> **Records shown**
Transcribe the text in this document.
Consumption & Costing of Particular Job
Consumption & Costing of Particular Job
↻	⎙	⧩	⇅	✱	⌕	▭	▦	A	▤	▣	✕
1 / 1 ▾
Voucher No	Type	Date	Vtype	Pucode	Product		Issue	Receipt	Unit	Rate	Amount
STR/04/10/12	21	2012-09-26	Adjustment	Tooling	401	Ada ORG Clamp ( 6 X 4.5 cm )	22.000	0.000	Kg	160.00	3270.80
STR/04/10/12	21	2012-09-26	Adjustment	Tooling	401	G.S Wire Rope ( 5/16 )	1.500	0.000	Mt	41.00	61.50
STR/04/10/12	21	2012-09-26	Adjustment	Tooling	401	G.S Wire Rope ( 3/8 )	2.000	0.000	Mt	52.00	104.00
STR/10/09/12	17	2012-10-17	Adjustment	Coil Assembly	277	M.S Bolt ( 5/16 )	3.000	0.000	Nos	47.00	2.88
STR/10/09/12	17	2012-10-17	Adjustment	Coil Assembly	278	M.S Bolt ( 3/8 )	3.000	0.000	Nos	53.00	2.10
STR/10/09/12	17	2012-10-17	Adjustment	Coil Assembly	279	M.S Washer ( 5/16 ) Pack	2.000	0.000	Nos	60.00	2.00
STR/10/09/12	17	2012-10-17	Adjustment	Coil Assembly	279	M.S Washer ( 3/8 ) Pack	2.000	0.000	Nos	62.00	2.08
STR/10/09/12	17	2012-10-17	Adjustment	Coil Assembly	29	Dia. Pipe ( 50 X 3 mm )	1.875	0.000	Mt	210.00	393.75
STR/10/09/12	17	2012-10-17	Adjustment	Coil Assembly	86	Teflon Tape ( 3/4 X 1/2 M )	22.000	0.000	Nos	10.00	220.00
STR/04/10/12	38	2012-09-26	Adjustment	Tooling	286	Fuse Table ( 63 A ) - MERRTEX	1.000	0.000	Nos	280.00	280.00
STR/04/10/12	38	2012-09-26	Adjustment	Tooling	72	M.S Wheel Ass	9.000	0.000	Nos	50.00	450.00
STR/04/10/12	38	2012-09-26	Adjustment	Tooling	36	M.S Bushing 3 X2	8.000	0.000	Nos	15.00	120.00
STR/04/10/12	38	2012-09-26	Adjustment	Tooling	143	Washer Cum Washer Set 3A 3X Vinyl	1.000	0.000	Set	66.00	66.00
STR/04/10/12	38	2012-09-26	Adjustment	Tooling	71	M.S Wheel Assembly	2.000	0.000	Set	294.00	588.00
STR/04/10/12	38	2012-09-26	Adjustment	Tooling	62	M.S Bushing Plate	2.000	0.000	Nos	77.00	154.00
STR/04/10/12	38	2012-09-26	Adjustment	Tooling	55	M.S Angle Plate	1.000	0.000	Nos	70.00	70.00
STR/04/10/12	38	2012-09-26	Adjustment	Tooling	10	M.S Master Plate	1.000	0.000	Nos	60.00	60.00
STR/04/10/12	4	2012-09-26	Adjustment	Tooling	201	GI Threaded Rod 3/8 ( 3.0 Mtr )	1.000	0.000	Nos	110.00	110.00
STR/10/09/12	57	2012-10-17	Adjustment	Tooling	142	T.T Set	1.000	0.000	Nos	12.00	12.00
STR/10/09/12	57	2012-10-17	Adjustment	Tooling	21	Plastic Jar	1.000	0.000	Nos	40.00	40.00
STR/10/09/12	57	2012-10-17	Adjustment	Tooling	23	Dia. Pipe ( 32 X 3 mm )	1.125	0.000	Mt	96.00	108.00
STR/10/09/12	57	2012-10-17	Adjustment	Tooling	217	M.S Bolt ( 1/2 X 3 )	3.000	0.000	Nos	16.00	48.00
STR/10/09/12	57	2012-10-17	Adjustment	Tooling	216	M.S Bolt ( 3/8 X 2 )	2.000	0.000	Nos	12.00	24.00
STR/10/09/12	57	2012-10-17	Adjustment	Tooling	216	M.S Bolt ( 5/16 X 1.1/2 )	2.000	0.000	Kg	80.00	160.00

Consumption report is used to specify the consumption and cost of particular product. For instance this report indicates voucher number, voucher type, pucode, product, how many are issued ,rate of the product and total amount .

> **Task brief**
What is the number of lines in the listing that include the word "Plate"? Give that number and nothing else.

> **Answer to the task**
3